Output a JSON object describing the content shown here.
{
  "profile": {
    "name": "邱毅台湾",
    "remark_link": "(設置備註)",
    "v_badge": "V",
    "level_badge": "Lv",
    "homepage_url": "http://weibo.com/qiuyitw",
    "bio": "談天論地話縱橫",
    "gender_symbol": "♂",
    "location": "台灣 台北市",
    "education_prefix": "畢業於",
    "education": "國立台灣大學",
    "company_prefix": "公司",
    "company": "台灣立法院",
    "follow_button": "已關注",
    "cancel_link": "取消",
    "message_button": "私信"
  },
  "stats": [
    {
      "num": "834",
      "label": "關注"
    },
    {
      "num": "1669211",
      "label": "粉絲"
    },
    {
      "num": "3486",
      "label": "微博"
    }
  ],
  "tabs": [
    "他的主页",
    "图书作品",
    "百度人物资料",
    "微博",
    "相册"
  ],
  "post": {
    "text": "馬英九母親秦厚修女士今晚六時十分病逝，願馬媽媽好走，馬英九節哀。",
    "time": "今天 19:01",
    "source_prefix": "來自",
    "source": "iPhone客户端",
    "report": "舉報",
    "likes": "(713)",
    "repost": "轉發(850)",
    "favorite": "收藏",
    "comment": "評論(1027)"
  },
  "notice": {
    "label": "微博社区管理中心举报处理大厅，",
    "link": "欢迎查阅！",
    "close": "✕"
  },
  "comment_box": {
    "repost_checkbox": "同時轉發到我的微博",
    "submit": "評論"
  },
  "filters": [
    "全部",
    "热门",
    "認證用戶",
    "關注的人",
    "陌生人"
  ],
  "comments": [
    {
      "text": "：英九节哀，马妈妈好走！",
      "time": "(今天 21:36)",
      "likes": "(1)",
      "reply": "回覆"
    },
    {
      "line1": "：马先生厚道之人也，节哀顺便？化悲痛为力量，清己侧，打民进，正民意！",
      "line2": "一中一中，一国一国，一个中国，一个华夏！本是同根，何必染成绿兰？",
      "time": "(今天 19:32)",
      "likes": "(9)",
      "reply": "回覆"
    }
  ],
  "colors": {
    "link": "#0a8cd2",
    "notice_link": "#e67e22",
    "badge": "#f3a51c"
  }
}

[Instruction] Extract the complete set of records unchanged.

[Solution to the problem]
Output a JSON object describing the content shown here.
{
  "profile": {
    "name": "邱毅台湾",
    "remark_link": "(設置備註)",
    "v_badge": "V",
    "level_badge": "Lv",
    "homepage_url": "http://weibo.com/qiuyitw",
    "bio": "談天論地話縱橫",
    "gender_symbol": "♂",
    "location": "台灣 台北市",
    "education_prefix": "畢業於",
    "education": "國立台灣大學",
    "company_prefix": "公司",
    "company": "台灣立法院",
    "follow_button": "已關注",
    "cancel_link": "取消",
    "message_button": "私信"
  },
  "stats": [
    {
      "num": "834",
      "label": "關注"
    },
    {
      "num": "1669211",
      "label": "粉絲"
    },
    {
      "num": "3486",
      "label": "微博"
    }
  ],
  "tabs": [
    "他的主页",
    "图书作品",
    "百度人物资料",
    "微博",
    "相册"
  ],
  "post": {
    "text": "馬英九母親秦厚修女士今晚六時十分病逝，願馬媽媽好走，馬英九節哀。",
    "time": "今天 19:01",
    "source_prefix": "來自",
    "source": "iPhone客户端",
    "report": "舉報",
    "likes": "(713)",
    "repost": "轉發(850)",
    "favorite": "收藏",
    "comment": "評論(1027)"
  },
  "notice": {
    "label": "微博社区管理中心举报处理大厅，",
    "link": "欢迎查阅！",
    "close": "✕"
  },
  "comment_box": {
    "repost_checkbox": "同時轉發到我的微博",
    "submit": "評論"
  },
  "filters": [
    "全部",
    "热门",
    "認證用戶",
    "關注的人",
    "陌生人"
  ],
  "comments": [
    {
      "text": "：英九节哀，马妈妈好走！",
      "time": "(今天 21:36)",
      "likes": "(1)",
      "reply": "回覆"
    },
    {
      "line1": "：马先生厚道之人也，节哀顺便？化悲痛为力量，清己侧，打民进，正民意！",
      "line2": "一中一中，一国一国，一个中国，一个华夏！本是同根，何必染成绿兰？",
      "time": "(今天 19:32)",
      "likes": "(9)",
      "reply": "回覆"
    }
  ],
  "colors": {
    "link": "#0a8cd2",
    "notice_link": "#e67e22",
    "badge": "#f3a51c"
  }
}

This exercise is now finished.